[Collected data entries]
····················

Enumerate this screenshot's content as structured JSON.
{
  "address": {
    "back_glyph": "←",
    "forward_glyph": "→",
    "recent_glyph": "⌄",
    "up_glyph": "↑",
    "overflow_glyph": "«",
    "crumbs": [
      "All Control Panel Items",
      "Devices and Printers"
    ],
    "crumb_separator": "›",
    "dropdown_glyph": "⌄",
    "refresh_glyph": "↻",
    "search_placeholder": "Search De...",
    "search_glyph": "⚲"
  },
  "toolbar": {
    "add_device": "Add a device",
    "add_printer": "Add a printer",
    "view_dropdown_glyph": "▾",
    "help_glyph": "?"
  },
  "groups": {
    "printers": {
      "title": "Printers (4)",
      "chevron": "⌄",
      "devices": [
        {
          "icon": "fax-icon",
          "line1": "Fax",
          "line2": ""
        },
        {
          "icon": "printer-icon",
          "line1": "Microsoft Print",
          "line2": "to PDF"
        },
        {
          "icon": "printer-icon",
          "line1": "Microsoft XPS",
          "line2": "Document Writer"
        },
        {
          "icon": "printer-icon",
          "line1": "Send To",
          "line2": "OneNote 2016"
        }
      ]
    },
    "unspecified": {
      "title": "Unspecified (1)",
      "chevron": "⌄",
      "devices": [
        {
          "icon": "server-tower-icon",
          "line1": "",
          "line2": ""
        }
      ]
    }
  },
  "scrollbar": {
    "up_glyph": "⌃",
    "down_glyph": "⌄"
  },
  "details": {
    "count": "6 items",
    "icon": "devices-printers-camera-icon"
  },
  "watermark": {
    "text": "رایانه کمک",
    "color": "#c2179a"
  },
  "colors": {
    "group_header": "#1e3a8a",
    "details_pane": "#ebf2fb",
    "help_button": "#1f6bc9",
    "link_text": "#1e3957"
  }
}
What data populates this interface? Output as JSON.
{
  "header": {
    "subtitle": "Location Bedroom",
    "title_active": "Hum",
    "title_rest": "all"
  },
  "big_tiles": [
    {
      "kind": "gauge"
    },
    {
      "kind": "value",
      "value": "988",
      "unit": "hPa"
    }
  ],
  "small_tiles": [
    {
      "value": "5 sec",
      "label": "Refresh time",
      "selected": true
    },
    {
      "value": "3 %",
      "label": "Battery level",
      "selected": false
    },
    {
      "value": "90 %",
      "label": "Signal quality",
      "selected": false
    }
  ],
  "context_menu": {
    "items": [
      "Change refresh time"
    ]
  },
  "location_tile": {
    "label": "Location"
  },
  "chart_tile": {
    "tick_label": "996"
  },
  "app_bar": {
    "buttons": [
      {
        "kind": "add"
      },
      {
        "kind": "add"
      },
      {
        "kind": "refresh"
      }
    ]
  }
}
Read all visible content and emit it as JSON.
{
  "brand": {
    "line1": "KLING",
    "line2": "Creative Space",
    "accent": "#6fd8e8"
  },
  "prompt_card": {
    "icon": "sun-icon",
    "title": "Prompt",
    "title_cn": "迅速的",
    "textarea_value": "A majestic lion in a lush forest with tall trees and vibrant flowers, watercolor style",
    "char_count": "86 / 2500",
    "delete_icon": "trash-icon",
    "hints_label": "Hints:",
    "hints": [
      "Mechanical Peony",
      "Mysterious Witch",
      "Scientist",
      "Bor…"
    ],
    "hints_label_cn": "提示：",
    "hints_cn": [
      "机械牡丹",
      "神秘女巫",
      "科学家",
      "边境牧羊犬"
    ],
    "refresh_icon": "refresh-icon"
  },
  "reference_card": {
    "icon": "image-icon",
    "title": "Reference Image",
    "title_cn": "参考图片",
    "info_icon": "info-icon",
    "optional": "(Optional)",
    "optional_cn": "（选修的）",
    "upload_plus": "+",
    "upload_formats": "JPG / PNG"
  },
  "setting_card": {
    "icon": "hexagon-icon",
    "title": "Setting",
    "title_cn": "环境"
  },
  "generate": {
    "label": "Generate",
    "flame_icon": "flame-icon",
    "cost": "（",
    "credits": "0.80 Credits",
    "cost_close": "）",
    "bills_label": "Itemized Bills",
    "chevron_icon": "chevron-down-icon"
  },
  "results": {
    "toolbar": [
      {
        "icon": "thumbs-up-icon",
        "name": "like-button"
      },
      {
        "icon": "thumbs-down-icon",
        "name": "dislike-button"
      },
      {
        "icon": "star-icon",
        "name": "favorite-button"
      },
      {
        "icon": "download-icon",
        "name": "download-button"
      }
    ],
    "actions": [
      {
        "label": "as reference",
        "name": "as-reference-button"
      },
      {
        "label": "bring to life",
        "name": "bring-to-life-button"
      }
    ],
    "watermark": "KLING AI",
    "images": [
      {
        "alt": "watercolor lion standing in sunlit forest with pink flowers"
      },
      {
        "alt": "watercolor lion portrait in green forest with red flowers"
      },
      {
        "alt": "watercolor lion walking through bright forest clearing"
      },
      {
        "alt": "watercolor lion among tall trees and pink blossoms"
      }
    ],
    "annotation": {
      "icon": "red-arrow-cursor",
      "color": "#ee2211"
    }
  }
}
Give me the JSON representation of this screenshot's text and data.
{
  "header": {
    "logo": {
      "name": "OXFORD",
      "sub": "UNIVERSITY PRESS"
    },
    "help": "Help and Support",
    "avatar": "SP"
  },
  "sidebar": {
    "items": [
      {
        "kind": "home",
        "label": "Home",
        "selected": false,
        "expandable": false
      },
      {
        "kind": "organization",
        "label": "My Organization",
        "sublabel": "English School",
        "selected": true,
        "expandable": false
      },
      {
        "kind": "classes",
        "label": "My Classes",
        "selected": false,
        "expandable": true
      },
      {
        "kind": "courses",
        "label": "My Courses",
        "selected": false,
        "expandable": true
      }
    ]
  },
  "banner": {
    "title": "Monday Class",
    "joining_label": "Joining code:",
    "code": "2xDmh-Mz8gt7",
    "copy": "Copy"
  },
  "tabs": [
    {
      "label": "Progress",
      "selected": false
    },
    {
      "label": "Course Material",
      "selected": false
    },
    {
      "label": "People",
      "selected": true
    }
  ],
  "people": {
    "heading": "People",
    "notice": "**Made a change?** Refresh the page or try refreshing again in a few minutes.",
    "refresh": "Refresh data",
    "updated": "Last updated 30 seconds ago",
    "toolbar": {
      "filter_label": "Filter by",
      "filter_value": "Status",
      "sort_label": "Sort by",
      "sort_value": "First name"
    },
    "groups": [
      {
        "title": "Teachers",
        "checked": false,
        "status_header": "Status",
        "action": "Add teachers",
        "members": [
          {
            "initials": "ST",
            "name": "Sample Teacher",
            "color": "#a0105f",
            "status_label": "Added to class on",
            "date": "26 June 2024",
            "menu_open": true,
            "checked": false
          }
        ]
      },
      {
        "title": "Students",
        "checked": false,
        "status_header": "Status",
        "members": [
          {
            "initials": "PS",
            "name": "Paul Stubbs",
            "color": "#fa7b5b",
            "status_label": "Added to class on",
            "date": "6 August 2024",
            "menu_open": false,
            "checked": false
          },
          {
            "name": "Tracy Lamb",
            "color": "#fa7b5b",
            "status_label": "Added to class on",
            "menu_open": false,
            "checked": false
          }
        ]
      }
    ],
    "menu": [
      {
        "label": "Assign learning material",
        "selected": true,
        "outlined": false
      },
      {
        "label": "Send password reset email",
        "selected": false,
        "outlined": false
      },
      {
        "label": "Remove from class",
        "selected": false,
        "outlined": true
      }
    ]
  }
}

····················

Instruction:
Determine how many lines include the string "this". Give no answer but the number.

Solution:
3